# DATA LISTING start

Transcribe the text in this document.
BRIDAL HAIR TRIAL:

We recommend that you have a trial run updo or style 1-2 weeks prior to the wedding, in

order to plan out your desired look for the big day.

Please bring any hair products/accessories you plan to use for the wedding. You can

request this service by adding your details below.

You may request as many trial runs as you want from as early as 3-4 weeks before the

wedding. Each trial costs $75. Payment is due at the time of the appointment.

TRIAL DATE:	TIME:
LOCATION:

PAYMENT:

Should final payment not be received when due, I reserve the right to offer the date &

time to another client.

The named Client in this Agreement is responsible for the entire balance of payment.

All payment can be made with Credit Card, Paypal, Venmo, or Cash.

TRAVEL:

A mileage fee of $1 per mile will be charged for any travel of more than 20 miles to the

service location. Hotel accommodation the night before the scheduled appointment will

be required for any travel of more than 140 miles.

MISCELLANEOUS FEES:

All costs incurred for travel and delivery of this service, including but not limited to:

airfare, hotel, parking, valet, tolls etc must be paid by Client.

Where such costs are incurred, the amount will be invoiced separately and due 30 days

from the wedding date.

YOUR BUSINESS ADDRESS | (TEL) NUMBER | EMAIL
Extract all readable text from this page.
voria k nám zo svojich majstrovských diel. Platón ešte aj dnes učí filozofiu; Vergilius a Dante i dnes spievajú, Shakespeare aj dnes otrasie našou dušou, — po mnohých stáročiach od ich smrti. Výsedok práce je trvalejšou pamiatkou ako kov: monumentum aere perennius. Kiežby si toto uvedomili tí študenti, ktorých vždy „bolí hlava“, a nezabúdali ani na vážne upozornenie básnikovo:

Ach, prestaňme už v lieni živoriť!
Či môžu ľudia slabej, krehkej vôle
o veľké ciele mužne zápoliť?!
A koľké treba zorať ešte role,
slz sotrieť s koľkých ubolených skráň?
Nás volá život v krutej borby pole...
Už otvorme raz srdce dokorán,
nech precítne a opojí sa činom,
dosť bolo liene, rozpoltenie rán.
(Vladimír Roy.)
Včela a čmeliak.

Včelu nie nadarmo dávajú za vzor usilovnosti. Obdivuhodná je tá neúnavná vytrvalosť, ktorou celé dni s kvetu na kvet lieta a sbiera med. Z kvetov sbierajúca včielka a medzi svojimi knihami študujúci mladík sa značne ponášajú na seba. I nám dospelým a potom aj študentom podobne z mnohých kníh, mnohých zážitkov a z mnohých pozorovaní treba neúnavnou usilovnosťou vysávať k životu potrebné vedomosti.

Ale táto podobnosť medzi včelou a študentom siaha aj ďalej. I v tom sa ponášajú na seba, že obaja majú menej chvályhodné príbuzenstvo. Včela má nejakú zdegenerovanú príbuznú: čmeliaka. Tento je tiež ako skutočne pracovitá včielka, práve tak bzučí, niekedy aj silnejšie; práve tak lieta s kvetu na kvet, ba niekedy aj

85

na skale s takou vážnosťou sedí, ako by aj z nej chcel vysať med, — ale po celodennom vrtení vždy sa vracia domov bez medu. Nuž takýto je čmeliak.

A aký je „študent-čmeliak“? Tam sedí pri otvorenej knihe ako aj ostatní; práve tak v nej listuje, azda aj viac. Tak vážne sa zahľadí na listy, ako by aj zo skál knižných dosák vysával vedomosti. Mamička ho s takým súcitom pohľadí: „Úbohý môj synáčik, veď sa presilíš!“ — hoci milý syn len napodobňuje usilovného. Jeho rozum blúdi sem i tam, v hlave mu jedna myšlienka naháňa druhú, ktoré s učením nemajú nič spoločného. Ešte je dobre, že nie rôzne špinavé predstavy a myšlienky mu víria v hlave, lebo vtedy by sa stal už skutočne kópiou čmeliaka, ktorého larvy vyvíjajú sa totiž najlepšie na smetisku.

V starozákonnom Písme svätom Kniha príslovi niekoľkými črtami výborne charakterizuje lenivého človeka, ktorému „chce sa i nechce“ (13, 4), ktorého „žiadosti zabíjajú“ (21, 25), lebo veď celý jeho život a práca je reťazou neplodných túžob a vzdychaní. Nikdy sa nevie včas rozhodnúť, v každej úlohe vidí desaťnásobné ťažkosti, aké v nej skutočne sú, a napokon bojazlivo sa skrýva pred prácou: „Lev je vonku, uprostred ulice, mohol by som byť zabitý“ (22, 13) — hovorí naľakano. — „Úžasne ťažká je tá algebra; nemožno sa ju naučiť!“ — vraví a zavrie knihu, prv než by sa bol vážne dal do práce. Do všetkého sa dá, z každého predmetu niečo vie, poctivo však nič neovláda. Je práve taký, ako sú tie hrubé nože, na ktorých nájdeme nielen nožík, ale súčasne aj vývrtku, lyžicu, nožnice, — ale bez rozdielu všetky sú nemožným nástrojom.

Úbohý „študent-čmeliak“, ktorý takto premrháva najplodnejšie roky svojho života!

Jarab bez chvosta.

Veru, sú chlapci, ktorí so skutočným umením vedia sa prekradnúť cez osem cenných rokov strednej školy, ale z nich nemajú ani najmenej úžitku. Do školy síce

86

# DATA LISTING end

● EXERCISE GOAL: Repeat all the entries word for word.

● TASK RESPONSE:
Transcribe the text in this document.
BRIDAL HAIR TRIAL:

We recommend that you have a trial run updo or style 1-2 weeks prior to the wedding, in

order to plan out your desired look for the big day.

Please bring any hair products/accessories you plan to use for the wedding. You can

request this service by adding your details below.

You may request as many trial runs as you want from as early as 3-4 weeks before the

wedding. Each trial costs $75. Payment is due at the time of the appointment.

TRIAL DATE:	TIME:
LOCATION:

PAYMENT:

Should final payment not be received when due, I reserve the right to offer the date &

time to another client.

The named Client in this Agreement is responsible for the entire balance of payment.

All payment can be made with Credit Card, Paypal, Venmo, or Cash.

TRAVEL:

A mileage fee of $1 per mile will be charged for any travel of more than 20 miles to the

service location. Hotel accommodation the night before the scheduled appointment will

be required for any travel of more than 140 miles.

MISCELLANEOUS FEES:

All costs incurred for travel and delivery of this service, including but not limited to:

airfare, hotel, parking, valet, tolls etc must be paid by Client.

Where such costs are incurred, the amount will be invoiced separately and due 30 days

from the wedding date.

YOUR BUSINESS ADDRESS | (TEL) NUMBER | EMAIL
Extract all readable text from this page.
voria k nám zo svojich majstrovských diel. Platón ešte aj dnes učí filozofiu; Vergilius a Dante i dnes spievajú, Shakespeare aj dnes otrasie našou dušou, — po mnohých stáročiach od ich smrti. Výsedok práce je trvalejšou pamiatkou ako kov: monumentum aere perennius. Kiežby si toto uvedomili tí študenti, ktorých vždy „bolí hlava“, a nezabúdali ani na vážne upozornenie básnikovo:

Ach, prestaňme už v lieni živoriť!
Či môžu ľudia slabej, krehkej vôle
o veľké ciele mužne zápoliť?!
A koľké treba zorať ešte role,
slz sotrieť s koľkých ubolených skráň?
Nás volá život v krutej borby pole...
Už otvorme raz srdce dokorán,
nech precítne a opojí sa činom,
dosť bolo liene, rozpoltenie rán.
(Vladimír Roy.)
Včela a čmeliak.

Včelu nie nadarmo dávajú za vzor usilovnosti. Obdivuhodná je tá neúnavná vytrvalosť, ktorou celé dni s kvetu na kvet lieta a sbiera med. Z kvetov sbierajúca včielka a medzi svojimi knihami študujúci mladík sa značne ponášajú na seba. I nám dospelým a potom aj študentom podobne z mnohých kníh, mnohých zážitkov a z mnohých pozorovaní treba neúnavnou usilovnosťou vysávať k životu potrebné vedomosti.

Ale táto podobnosť medzi včelou a študentom siaha aj ďalej. I v tom sa ponášajú na seba, že obaja majú menej chvályhodné príbuzenstvo. Včela má nejakú zdegenerovanú príbuznú: čmeliaka. Tento je tiež ako skutočne pracovitá včielka, práve tak bzučí, niekedy aj silnejšie; práve tak lieta s kvetu na kvet, ba niekedy aj

85

na skale s takou vážnosťou sedí, ako by aj z nej chcel vysať med, — ale po celodennom vrtení vždy sa vracia domov bez medu. Nuž takýto je čmeliak.

A aký je „študent-čmeliak“? Tam sedí pri otvorenej knihe ako aj ostatní; práve tak v nej listuje, azda aj viac. Tak vážne sa zahľadí na listy, ako by aj zo skál knižných dosák vysával vedomosti. Mamička ho s takým súcitom pohľadí: „Úbohý môj synáčik, veď sa presilíš!“ — hoci milý syn len napodobňuje usilovného. Jeho rozum blúdi sem i tam, v hlave mu jedna myšlienka naháňa druhú, ktoré s učením nemajú nič spoločného. Ešte je dobre, že nie rôzne špinavé predstavy a myšlienky mu víria v hlave, lebo vtedy by sa stal už skutočne kópiou čmeliaka, ktorého larvy vyvíjajú sa totiž najlepšie na smetisku.

V starozákonnom Písme svätom Kniha príslovi niekoľkými črtami výborne charakterizuje lenivého človeka, ktorému „chce sa i nechce“ (13, 4), ktorého „žiadosti zabíjajú“ (21, 25), lebo veď celý jeho život a práca je reťazou neplodných túžob a vzdychaní. Nikdy sa nevie včas rozhodnúť, v každej úlohe vidí desaťnásobné ťažkosti, aké v nej skutočne sú, a napokon bojazlivo sa skrýva pred prácou: „Lev je vonku, uprostred ulice, mohol by som byť zabitý“ (22, 13) — hovorí naľakano. — „Úžasne ťažká je tá algebra; nemožno sa ju naučiť!“ — vraví a zavrie knihu, prv než by sa bol vážne dal do práce. Do všetkého sa dá, z každého predmetu niečo vie, poctivo však nič neovláda. Je práve taký, ako sú tie hrubé nože, na ktorých nájdeme nielen nožík, ale súčasne aj vývrtku, lyžicu, nožnice, — ale bez rozdielu všetky sú nemožným nástrojom.

Úbohý „študent-čmeliak“, ktorý takto premrháva najplodnejšie roky svojho života!

Jarab bez chvosta.

Veru, sú chlapci, ktorí so skutočným umením vedia sa prekradnúť cez osem cenných rokov strednej školy, ale z nich nemajú ani najmenej úžitku. Do školy síce

86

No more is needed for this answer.